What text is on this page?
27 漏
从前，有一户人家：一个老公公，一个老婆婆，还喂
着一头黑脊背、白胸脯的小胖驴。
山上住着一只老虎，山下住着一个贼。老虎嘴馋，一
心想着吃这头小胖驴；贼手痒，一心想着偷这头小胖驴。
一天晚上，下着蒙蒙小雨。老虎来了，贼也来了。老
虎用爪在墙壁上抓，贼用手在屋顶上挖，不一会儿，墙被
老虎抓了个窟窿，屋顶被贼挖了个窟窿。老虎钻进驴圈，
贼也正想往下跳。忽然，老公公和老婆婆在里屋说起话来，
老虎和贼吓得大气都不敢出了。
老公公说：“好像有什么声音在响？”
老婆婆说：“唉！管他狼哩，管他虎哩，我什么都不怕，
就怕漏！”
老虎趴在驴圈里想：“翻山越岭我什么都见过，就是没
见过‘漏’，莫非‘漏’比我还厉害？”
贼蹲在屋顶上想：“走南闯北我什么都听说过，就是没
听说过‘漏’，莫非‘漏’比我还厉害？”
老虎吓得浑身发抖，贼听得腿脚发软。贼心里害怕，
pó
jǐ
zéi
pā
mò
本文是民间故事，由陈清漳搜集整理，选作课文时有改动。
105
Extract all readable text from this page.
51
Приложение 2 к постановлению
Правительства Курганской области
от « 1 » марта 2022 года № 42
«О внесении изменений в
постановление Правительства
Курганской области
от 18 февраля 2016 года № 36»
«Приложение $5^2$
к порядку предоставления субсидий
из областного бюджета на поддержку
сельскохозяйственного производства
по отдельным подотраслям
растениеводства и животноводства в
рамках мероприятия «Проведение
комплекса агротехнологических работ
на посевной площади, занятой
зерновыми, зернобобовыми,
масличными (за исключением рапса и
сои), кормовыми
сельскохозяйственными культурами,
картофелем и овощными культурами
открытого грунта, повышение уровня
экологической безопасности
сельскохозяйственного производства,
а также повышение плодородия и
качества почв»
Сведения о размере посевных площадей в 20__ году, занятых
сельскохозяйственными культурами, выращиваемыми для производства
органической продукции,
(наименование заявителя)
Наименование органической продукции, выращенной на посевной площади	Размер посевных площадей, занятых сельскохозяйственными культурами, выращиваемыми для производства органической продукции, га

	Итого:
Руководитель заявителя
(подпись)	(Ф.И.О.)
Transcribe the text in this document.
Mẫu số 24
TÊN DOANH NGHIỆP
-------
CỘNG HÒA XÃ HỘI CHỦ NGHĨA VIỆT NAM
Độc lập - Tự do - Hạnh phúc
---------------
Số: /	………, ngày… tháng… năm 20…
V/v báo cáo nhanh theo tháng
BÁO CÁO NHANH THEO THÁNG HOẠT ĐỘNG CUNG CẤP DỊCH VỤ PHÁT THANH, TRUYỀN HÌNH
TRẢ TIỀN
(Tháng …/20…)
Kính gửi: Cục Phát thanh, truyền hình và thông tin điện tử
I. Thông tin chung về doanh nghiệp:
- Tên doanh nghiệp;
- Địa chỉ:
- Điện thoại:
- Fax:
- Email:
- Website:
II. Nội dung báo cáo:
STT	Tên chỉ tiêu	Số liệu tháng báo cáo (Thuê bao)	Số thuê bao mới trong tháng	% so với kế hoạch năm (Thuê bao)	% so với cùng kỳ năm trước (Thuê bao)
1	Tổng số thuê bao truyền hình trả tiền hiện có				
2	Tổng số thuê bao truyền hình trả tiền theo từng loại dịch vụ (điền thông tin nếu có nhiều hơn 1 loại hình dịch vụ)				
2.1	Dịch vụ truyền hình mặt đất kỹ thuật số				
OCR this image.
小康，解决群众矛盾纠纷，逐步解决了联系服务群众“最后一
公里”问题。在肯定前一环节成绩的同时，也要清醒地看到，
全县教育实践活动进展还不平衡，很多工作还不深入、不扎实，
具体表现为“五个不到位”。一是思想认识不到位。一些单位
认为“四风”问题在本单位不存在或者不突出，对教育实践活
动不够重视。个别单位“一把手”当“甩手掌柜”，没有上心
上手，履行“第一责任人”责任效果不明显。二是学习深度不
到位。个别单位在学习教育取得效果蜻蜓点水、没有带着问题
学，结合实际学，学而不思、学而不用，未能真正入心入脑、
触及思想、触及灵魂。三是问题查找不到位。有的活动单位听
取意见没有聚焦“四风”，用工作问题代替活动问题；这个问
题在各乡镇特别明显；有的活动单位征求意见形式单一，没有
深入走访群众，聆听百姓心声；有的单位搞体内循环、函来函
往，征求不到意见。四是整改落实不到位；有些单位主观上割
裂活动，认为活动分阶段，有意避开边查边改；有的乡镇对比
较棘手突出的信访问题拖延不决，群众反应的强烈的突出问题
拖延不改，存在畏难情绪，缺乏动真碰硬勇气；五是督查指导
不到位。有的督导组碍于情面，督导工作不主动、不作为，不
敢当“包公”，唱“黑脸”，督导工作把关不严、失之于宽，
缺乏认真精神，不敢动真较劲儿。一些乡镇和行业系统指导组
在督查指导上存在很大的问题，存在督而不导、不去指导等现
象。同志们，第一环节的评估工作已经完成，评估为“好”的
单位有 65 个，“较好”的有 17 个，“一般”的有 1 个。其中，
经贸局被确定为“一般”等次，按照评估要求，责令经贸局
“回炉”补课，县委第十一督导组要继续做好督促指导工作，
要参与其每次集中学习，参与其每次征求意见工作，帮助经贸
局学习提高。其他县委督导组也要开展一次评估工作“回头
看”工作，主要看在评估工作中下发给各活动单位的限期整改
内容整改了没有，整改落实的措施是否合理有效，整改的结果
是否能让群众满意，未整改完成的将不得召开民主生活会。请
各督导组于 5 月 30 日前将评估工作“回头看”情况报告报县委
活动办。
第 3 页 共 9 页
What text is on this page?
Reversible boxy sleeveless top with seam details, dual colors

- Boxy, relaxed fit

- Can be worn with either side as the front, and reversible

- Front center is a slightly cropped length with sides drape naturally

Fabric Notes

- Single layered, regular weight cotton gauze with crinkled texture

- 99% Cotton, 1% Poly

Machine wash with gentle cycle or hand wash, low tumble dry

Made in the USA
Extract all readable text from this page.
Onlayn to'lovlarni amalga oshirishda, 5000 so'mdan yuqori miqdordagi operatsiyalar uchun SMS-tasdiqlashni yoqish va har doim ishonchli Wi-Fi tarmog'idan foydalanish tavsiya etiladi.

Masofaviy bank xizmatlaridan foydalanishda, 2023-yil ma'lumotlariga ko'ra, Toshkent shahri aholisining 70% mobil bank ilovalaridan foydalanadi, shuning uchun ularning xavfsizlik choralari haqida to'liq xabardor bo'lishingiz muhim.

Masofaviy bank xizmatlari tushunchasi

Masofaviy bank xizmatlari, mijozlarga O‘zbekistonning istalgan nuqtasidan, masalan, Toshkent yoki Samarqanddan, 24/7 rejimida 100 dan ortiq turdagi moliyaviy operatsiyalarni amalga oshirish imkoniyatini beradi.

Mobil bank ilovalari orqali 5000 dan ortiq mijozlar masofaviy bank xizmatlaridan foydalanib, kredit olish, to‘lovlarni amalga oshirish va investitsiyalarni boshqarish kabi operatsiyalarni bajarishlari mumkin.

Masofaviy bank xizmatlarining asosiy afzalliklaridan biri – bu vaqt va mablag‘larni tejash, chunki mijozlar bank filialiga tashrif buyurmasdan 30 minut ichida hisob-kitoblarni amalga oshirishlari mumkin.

----------------

*AIM:*
Looking at the records above, work out how many lines include the word "продукции", then give that number by itself.

*RESULT OF THIS EXERCISE:*
2